RECORDS FOR THE TASK ->
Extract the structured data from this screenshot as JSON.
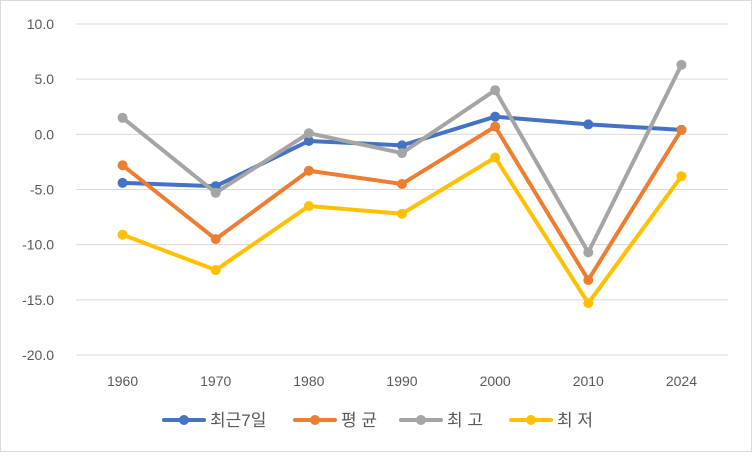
{
  "chart_data": {
    "type": "line",
    "categories": [
      "1960",
      "1970",
      "1980",
      "1990",
      "2000",
      "2010",
      "2024"
    ],
    "y_ticks": [
      "-20.0",
      "-15.0",
      "-10.0",
      "-5.0",
      "0.0",
      "5.0",
      "10.0"
    ],
    "ylim": [
      -20,
      10
    ],
    "grid": true,
    "legend_position": "bottom",
    "series": [
      {
        "name": "최근7일",
        "color": "#4472C4",
        "values": [
          -4.4,
          -4.7,
          -0.6,
          -1.0,
          1.6,
          0.9,
          0.4
        ]
      },
      {
        "name": "평 균",
        "color": "#ED7D31",
        "values": [
          -2.8,
          -9.5,
          -3.3,
          -4.5,
          0.7,
          -13.2,
          0.4
        ]
      },
      {
        "name": "최 고",
        "color": "#A5A5A5",
        "values": [
          1.5,
          -5.3,
          0.1,
          -1.7,
          4.0,
          -10.7,
          6.3
        ]
      },
      {
        "name": "최 저",
        "color": "#FFC000",
        "values": [
          -9.1,
          -12.3,
          -6.5,
          -7.2,
          -2.1,
          -15.3,
          -3.8
        ]
      }
    ]
  }
}
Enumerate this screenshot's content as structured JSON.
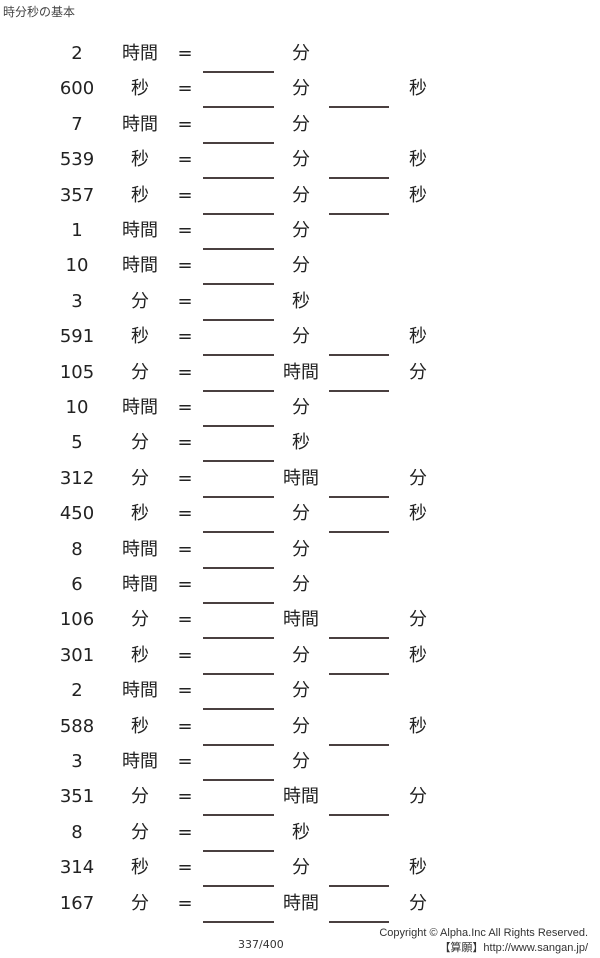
{
  "title": "時分秒の基本",
  "equals": "=",
  "rows": [
    {
      "n": "2",
      "u1": "時間",
      "u2": "分",
      "u3": ""
    },
    {
      "n": "600",
      "u1": "秒",
      "u2": "分",
      "u3": "秒"
    },
    {
      "n": "7",
      "u1": "時間",
      "u2": "分",
      "u3": ""
    },
    {
      "n": "539",
      "u1": "秒",
      "u2": "分",
      "u3": "秒"
    },
    {
      "n": "357",
      "u1": "秒",
      "u2": "分",
      "u3": "秒"
    },
    {
      "n": "1",
      "u1": "時間",
      "u2": "分",
      "u3": ""
    },
    {
      "n": "10",
      "u1": "時間",
      "u2": "分",
      "u3": ""
    },
    {
      "n": "3",
      "u1": "分",
      "u2": "秒",
      "u3": ""
    },
    {
      "n": "591",
      "u1": "秒",
      "u2": "分",
      "u3": "秒"
    },
    {
      "n": "105",
      "u1": "分",
      "u2": "時間",
      "u3": "分"
    },
    {
      "n": "10",
      "u1": "時間",
      "u2": "分",
      "u3": ""
    },
    {
      "n": "5",
      "u1": "分",
      "u2": "秒",
      "u3": ""
    },
    {
      "n": "312",
      "u1": "分",
      "u2": "時間",
      "u3": "分"
    },
    {
      "n": "450",
      "u1": "秒",
      "u2": "分",
      "u3": "秒"
    },
    {
      "n": "8",
      "u1": "時間",
      "u2": "分",
      "u3": ""
    },
    {
      "n": "6",
      "u1": "時間",
      "u2": "分",
      "u3": ""
    },
    {
      "n": "106",
      "u1": "分",
      "u2": "時間",
      "u3": "分"
    },
    {
      "n": "301",
      "u1": "秒",
      "u2": "分",
      "u3": "秒"
    },
    {
      "n": "2",
      "u1": "時間",
      "u2": "分",
      "u3": ""
    },
    {
      "n": "588",
      "u1": "秒",
      "u2": "分",
      "u3": "秒"
    },
    {
      "n": "3",
      "u1": "時間",
      "u2": "分",
      "u3": ""
    },
    {
      "n": "351",
      "u1": "分",
      "u2": "時間",
      "u3": "分"
    },
    {
      "n": "8",
      "u1": "分",
      "u2": "秒",
      "u3": ""
    },
    {
      "n": "314",
      "u1": "秒",
      "u2": "分",
      "u3": "秒"
    },
    {
      "n": "167",
      "u1": "分",
      "u2": "時間",
      "u3": "分"
    }
  ],
  "footer": {
    "page": "337/400",
    "copyright": "Copyright © Alpha.Inc All Rights Reserved.",
    "site": "【算願】http://www.sangan.jp/"
  }
}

THE EXERCISE ->
Leave the pictures out, and print every line of the listing exactly as written.

THE RESPONSE ->
Extract the structured data from this screenshot as JSON.
{
  "chart_data": {
    "type": "line",
    "categories": [
      "1960",
      "1970",
      "1980",
      "1990",
      "2000",
      "2010",
      "2024"
    ],
    "y_ticks": [
      "-20.0",
      "-15.0",
      "-10.0",
      "-5.0",
      "0.0",
      "5.0",
      "10.0"
    ],
    "ylim": [
      -20,
      10
    ],
    "grid": true,
    "legend_position": "bottom",
    "series": [
      {
        "name": "최근7일",
        "color": "#4472C4",
        "values": [
          -4.4,
          -4.7,
          -0.6,
          -1.0,
          1.6,
          0.9,
          0.4
        ]
      },
      {
        "name": "평 균",
        "color": "#ED7D31",
        "values": [
          -2.8,
          -9.5,
          -3.3,
          -4.5,
          0.7,
          -13.2,
          0.4
        ]
      },
      {
        "name": "최 고",
        "color": "#A5A5A5",
        "values": [
          1.5,
          -5.3,
          0.1,
          -1.7,
          4.0,
          -10.7,
          6.3
        ]
      },
      {
        "name": "최 저",
        "color": "#FFC000",
        "values": [
          -9.1,
          -12.3,
          -6.5,
          -7.2,
          -2.1,
          -15.3,
          -3.8
        ]
      }
    ]
  }
}
Enumerate this screenshot's content as structured JSON.
{
  "title": "時分秒の基本",
  "equals": "=",
  "rows": [
    {
      "n": "2",
      "u1": "時間",
      "u2": "分",
      "u3": ""
    },
    {
      "n": "600",
      "u1": "秒",
      "u2": "分",
      "u3": "秒"
    },
    {
      "n": "7",
      "u1": "時間",
      "u2": "分",
      "u3": ""
    },
    {
      "n": "539",
      "u1": "秒",
      "u2": "分",
      "u3": "秒"
    },
    {
      "n": "357",
      "u1": "秒",
      "u2": "分",
      "u3": "秒"
    },
    {
      "n": "1",
      "u1": "時間",
      "u2": "分",
      "u3": ""
    },
    {
      "n": "10",
      "u1": "時間",
      "u2": "分",
      "u3": ""
    },
    {
      "n": "3",
      "u1": "分",
      "u2": "秒",
      "u3": ""
    },
    {
      "n": "591",
      "u1": "秒",
      "u2": "分",
      "u3": "秒"
    },
    {
      "n": "105",
      "u1": "分",
      "u2": "時間",
      "u3": "分"
    },
    {
      "n": "10",
      "u1": "時間",
      "u2": "分",
      "u3": ""
    },
    {
      "n": "5",
      "u1": "分",
      "u2": "秒",
      "u3": ""
    },
    {
      "n": "312",
      "u1": "分",
      "u2": "時間",
      "u3": "分"
    },
    {
      "n": "450",
      "u1": "秒",
      "u2": "分",
      "u3": "秒"
    },
    {
      "n": "8",
      "u1": "時間",
      "u2": "分",
      "u3": ""
    },
    {
      "n": "6",
      "u1": "時間",
      "u2": "分",
      "u3": ""
    },
    {
      "n": "106",
      "u1": "分",
      "u2": "時間",
      "u3": "分"
    },
    {
      "n": "301",
      "u1": "秒",
      "u2": "分",
      "u3": "秒"
    },
    {
      "n": "2",
      "u1": "時間",
      "u2": "分",
      "u3": ""
    },
    {
      "n": "588",
      "u1": "秒",
      "u2": "分",
      "u3": "秒"
    },
    {
      "n": "3",
      "u1": "時間",
      "u2": "分",
      "u3": ""
    },
    {
      "n": "351",
      "u1": "分",
      "u2": "時間",
      "u3": "分"
    },
    {
      "n": "8",
      "u1": "分",
      "u2": "秒",
      "u3": ""
    },
    {
      "n": "314",
      "u1": "秒",
      "u2": "分",
      "u3": "秒"
    },
    {
      "n": "167",
      "u1": "分",
      "u2": "時間",
      "u3": "分"
    }
  ],
  "footer": {
    "page": "337/400",
    "copyright": "Copyright © Alpha.Inc All Rights Reserved.",
    "site": "【算願】http://www.sangan.jp/"
  }
}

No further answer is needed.